La Révélation

Je devais être étudiante depuis à peine 2 ans à l’ENSBA de Paris, quand, en pleine nuit, l’image de ce dessin me réveilla et me fit me lever, prendre ma mine de plomb et la première feuille de papier qui me tombait sous la main pour fixer, d’un jet, cette image puis je me recouchai et m’endormis. C’était au temps de ma préhistoire, quand je dévorais les vieux maîtres aux cabinets des estampes de la Bibliothèque Nationale et des dessins du Louvre. À mon réveil, il y avait au pied de mon lit, dressées sur mon chevalet, ces deux femmes : une espèce de Ménine de Velasquez dont seul le visage émergeait d’un habit surchargé et un nu massif monté sur un tabouret dont la tête était cachée par la chemise qu’elle retirait.

Ce fut une RÉVÉLATION.

Depuis des mois, ignorante de mon désir, je testais tous les modèles académiques dans l’insatisfaction de ne pouvoir parvenir à signifier l’entièreté des choses dans une oeuvre. J’étais tourmentée de toujours trahir et voilà que m’apparaissait le SENS même de l’Art. Le sujet et le médium importaient peu. Je venais de comprendre que l’Art permettait de tenir ensemble, dans l’espace de l’oeuvre, la face et le revers, le positif et le négatif, la naissance et la mort, le Bien et le Mal, qu’il pouvait ne plus y avoir, comme dans la Vie, à choisir, à tronquer, à amoindrir, à déformer, à perdre le Réel.
+===+
TRAVAIL DEMANDÉ:
Recopiez le récit de la révélation à partir des mots « La Révélation » et arrêtez-vous après « fut une RÉVÉLATION. ».

LIGNES DE DONNÉES:
+===+
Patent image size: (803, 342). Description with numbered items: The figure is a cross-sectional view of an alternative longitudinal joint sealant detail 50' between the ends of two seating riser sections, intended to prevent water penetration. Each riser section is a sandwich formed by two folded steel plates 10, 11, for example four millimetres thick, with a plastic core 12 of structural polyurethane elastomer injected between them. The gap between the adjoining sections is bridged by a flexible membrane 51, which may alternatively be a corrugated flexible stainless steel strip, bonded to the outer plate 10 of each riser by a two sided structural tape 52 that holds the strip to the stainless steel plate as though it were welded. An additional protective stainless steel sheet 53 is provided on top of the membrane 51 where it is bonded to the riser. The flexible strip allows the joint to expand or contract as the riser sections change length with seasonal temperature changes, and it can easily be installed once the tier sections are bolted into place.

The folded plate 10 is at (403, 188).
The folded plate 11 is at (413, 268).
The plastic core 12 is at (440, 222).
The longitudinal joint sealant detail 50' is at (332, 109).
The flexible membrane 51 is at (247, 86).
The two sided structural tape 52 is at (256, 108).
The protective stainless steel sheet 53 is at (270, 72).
+===+
CORRIGÉ:
La Révélation

Je devais être étudiante depuis à peine 2 ans à l’ENSBA de Paris, quand, en pleine nuit, l’image de ce dessin me réveilla et me fit me lever, prendre ma mine de plomb et la première feuille de papier qui me tombait sous la main pour fixer, d’un jet, cette image puis je me recouchai et m’endormis. C’était au temps de ma préhistoire, quand je dévorais les vieux maîtres aux cabinets des estampes de la Bibliothèque Nationale et des dessins du Louvre. À mon réveil, il y avait au pied de mon lit, dressées sur mon chevalet, ces deux femmes : une espèce de Ménine de Velasquez dont seul le visage émergeait d’un habit surchargé et un nu massif monté sur un tabouret dont la tête était cachée par la chemise qu’elle retirait.

Ce fut une RÉVÉLATION.